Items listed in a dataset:
──────────────────────────────

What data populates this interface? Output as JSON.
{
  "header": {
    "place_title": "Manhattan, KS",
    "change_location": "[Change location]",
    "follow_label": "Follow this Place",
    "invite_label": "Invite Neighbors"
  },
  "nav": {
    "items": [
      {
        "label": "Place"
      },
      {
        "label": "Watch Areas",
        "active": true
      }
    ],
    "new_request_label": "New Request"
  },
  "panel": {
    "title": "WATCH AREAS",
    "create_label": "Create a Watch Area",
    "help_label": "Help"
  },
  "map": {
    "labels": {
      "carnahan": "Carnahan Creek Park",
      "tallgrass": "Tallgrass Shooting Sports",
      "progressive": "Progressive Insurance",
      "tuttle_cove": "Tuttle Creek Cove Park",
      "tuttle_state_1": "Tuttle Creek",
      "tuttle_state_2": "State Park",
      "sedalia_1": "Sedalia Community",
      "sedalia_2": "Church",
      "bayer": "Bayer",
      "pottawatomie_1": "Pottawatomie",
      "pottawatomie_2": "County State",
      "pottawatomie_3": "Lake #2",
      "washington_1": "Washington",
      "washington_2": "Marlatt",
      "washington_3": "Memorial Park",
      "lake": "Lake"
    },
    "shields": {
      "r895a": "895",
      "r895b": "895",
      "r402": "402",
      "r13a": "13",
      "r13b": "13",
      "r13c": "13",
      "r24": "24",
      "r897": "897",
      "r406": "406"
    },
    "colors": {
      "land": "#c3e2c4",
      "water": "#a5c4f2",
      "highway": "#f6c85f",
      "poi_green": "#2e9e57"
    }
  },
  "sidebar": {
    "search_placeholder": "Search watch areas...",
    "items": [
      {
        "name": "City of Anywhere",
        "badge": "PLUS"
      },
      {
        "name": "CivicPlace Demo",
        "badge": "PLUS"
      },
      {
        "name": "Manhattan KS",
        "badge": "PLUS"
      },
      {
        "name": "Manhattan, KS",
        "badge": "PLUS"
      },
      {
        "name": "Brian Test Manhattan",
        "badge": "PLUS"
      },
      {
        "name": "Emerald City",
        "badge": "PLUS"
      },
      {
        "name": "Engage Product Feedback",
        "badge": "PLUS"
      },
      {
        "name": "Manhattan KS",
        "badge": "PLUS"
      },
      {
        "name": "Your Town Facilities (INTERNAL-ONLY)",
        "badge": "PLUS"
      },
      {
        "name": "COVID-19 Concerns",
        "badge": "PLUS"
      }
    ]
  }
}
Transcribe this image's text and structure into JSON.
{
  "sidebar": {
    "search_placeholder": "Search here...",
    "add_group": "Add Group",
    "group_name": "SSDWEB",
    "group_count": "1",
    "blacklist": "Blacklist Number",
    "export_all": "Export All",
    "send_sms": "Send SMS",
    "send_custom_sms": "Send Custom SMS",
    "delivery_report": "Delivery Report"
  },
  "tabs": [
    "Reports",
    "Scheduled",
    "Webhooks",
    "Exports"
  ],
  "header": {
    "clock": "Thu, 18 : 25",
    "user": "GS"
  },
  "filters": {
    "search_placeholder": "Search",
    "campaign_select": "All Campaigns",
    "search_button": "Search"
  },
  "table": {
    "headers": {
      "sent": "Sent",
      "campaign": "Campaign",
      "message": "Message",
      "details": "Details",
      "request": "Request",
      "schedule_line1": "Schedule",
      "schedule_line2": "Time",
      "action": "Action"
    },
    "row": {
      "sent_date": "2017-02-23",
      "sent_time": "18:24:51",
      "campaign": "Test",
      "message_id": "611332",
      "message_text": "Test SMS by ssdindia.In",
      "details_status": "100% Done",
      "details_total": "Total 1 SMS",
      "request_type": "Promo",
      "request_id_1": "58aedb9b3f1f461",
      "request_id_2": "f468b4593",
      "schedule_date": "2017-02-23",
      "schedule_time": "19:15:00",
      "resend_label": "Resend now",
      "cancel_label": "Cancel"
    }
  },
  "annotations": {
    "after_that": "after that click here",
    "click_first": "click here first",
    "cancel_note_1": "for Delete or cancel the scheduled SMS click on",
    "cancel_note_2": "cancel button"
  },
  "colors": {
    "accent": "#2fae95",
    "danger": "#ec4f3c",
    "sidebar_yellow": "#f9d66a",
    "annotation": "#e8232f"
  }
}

──────────────────────────────

Show every line from the entries above in which "Creek" appears.

      "carnahan": "Carnahan Creek Park",
      "tuttle_cove": "Tuttle Creek Cove Park",
      "tuttle_state_1": "Tuttle Creek",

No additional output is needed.